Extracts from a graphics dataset
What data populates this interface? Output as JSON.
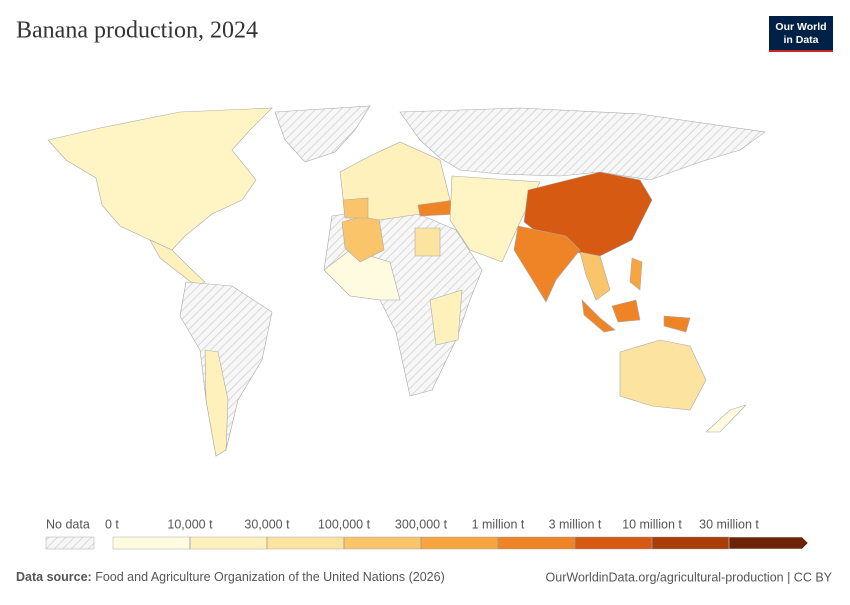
{
  "header": {
    "title": "Banana production, 2024",
    "logo": [
      "Our World",
      "in Data"
    ]
  },
  "legend": {
    "no_data": "No data",
    "ticks": [
      "0 t",
      "10,000 t",
      "30,000 t",
      "100,000 t",
      "300,000 t",
      "1 million t",
      "3 million t",
      "10 million t",
      "30 million t"
    ],
    "colors": [
      "#fefbe0",
      "#fef1bb",
      "#fce3a0",
      "#f9c46a",
      "#f6a53f",
      "#ef8426",
      "#d75a12",
      "#a83d08",
      "#6b2506"
    ]
  },
  "footer": {
    "source_label": "Data source:",
    "source": "Food and Agriculture Organization of the United Nations (2026)",
    "url": "OurWorldinData.org/agricultural-production | CC BY"
  }
}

◆ **Given instruction**
Using the listing above, list every line in which the string "production" occurs.

◆ **Expected answer**
    "title": "Banana production, 2024",
    "url": "OurWorldinData.org/agricultural-production | CC BY"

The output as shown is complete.